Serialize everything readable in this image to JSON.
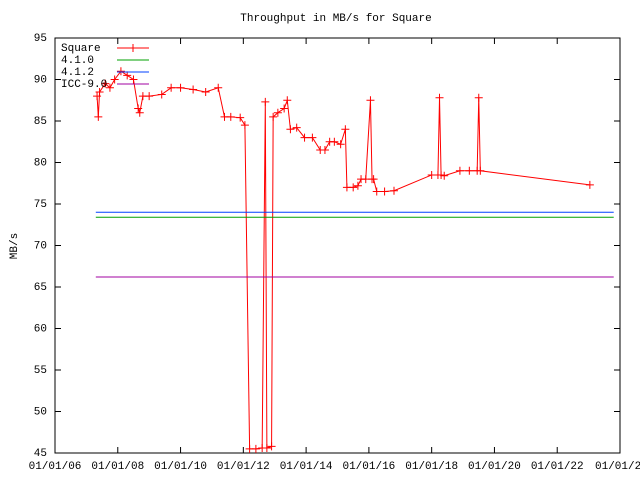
{
  "chart_data": {
    "type": "line",
    "title": "Throughput in MB/s for Square",
    "y_label": "MB/s",
    "xlim": [
      2006,
      2024
    ],
    "xticks": [
      {
        "value": 2006,
        "label": "01/01/06"
      },
      {
        "value": 2008,
        "label": "01/01/08"
      },
      {
        "value": 2010,
        "label": "01/01/10"
      },
      {
        "value": 2012,
        "label": "01/01/12"
      },
      {
        "value": 2014,
        "label": "01/01/14"
      },
      {
        "value": 2016,
        "label": "01/01/16"
      },
      {
        "value": 2018,
        "label": "01/01/18"
      },
      {
        "value": 2020,
        "label": "01/01/20"
      },
      {
        "value": 2022,
        "label": "01/01/22"
      },
      {
        "value": 2024,
        "label": "01/01/2"
      }
    ],
    "ylim": [
      45,
      95
    ],
    "yticks": [
      45,
      50,
      55,
      60,
      65,
      70,
      75,
      80,
      85,
      90,
      95
    ],
    "legend": "top-left",
    "series": [
      {
        "name": "Square",
        "color": "#ff0000",
        "markers": true,
        "x": [
          2007.34,
          2007.38,
          2007.42,
          2007.6,
          2007.75,
          2007.9,
          2008.1,
          2008.3,
          2008.5,
          2008.65,
          2008.7,
          2008.8,
          2009.0,
          2009.4,
          2009.7,
          2010.0,
          2010.4,
          2010.8,
          2011.2,
          2011.4,
          2011.6,
          2011.9,
          2012.05,
          2012.2,
          2012.4,
          2012.6,
          2012.7,
          2012.75,
          2012.9,
          2012.95,
          2013.1,
          2013.3,
          2013.4,
          2013.5,
          2013.7,
          2013.95,
          2014.2,
          2014.45,
          2014.6,
          2014.75,
          2014.9,
          2015.1,
          2015.25,
          2015.3,
          2015.5,
          2015.65,
          2015.75,
          2015.9,
          2016.05,
          2016.1,
          2016.15,
          2016.25,
          2016.5,
          2016.8,
          2018.0,
          2018.2,
          2018.25,
          2018.3,
          2018.4,
          2018.9,
          2019.2,
          2019.45,
          2019.5,
          2019.55,
          2023.04
        ],
        "values": [
          88,
          85.5,
          88.5,
          89.5,
          89,
          90,
          91,
          90.5,
          90,
          86.5,
          86,
          88,
          88,
          88.2,
          89,
          89,
          88.8,
          88.5,
          89,
          85.5,
          85.5,
          85.4,
          84.5,
          45.5,
          45.5,
          45.6,
          87.3,
          45.6,
          45.8,
          85.5,
          86,
          86.5,
          87.5,
          84,
          84.2,
          83,
          83,
          81.5,
          81.5,
          82.5,
          82.5,
          82.2,
          84,
          77,
          77,
          77.2,
          78,
          78,
          87.5,
          78,
          78,
          76.5,
          76.5,
          76.6,
          78.5,
          78.5,
          87.8,
          78.5,
          78.4,
          79,
          79,
          79,
          87.8,
          79,
          77.3
        ]
      },
      {
        "name": "4.1.0",
        "color": "#00a000",
        "markers": false,
        "x": [
          2007.3,
          2023.8
        ],
        "values": [
          73.4,
          73.4
        ]
      },
      {
        "name": "4.1.2",
        "color": "#0040ff",
        "markers": false,
        "x": [
          2007.3,
          2023.8
        ],
        "values": [
          74.0,
          74.0
        ]
      },
      {
        "name": "ICC-9.0",
        "color": "#a000a0",
        "markers": false,
        "x": [
          2007.3,
          2023.8
        ],
        "values": [
          66.2,
          66.2
        ]
      }
    ]
  }
}
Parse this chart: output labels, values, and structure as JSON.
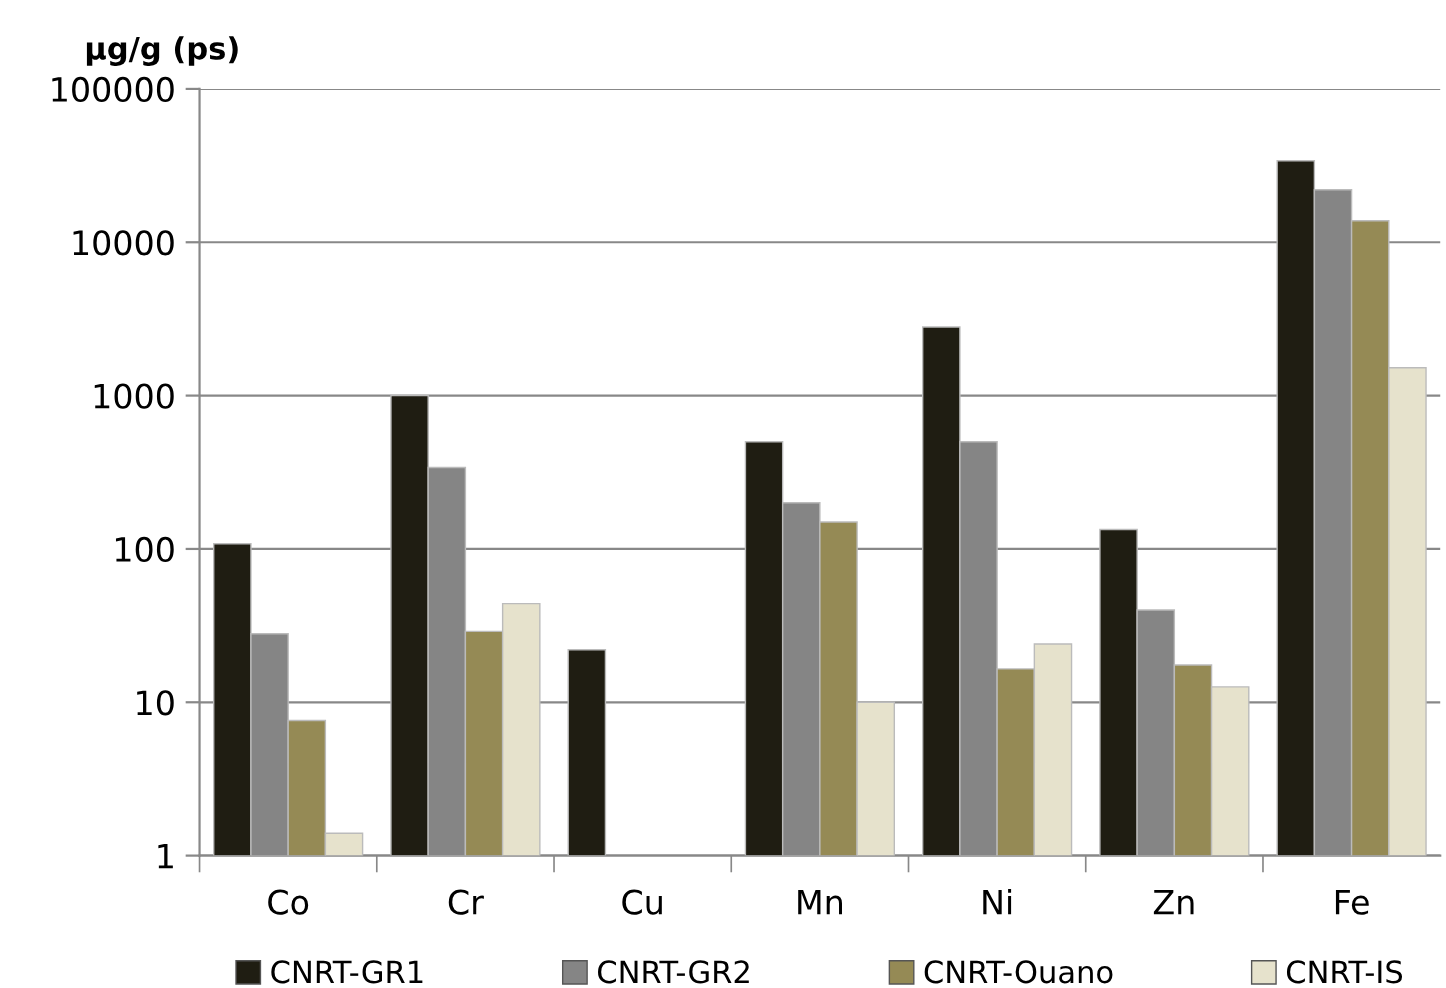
{
  "chart_data": {
    "type": "bar",
    "ylabel": "µg/g (ps)",
    "categories": [
      "Co",
      "Cr",
      "Cu",
      "Mn",
      "Ni",
      "Zn",
      "Fe"
    ],
    "series": [
      {
        "name": "CNRT-GR1",
        "color": "#1f1d12",
        "values": [
          108,
          1000,
          22,
          500,
          2800,
          134,
          34000
        ]
      },
      {
        "name": "CNRT-GR2",
        "color": "#858585",
        "values": [
          28,
          340,
          null,
          200,
          500,
          40,
          22000
        ]
      },
      {
        "name": "CNRT-Ouano",
        "color": "#958a55",
        "values": [
          7.6,
          29,
          null,
          150,
          16.5,
          17.5,
          13800
        ]
      },
      {
        "name": "CNRT-IS",
        "color": "#e6e2cc",
        "values": [
          1.4,
          44,
          null,
          10,
          24,
          12.6,
          1520
        ]
      }
    ],
    "log": "y",
    "ylim": [
      1,
      100000
    ],
    "yticks": [
      1,
      10,
      100,
      1000,
      10000,
      100000
    ],
    "grid": "y",
    "legend": "bottom"
  }
}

Stated exercise
Write out every line of the data that holds the word "CNRT".

Written answer
        "name": "CNRT-GR1",
        "name": "CNRT-GR2",
        "name": "CNRT-Ouano",
        "name": "CNRT-IS",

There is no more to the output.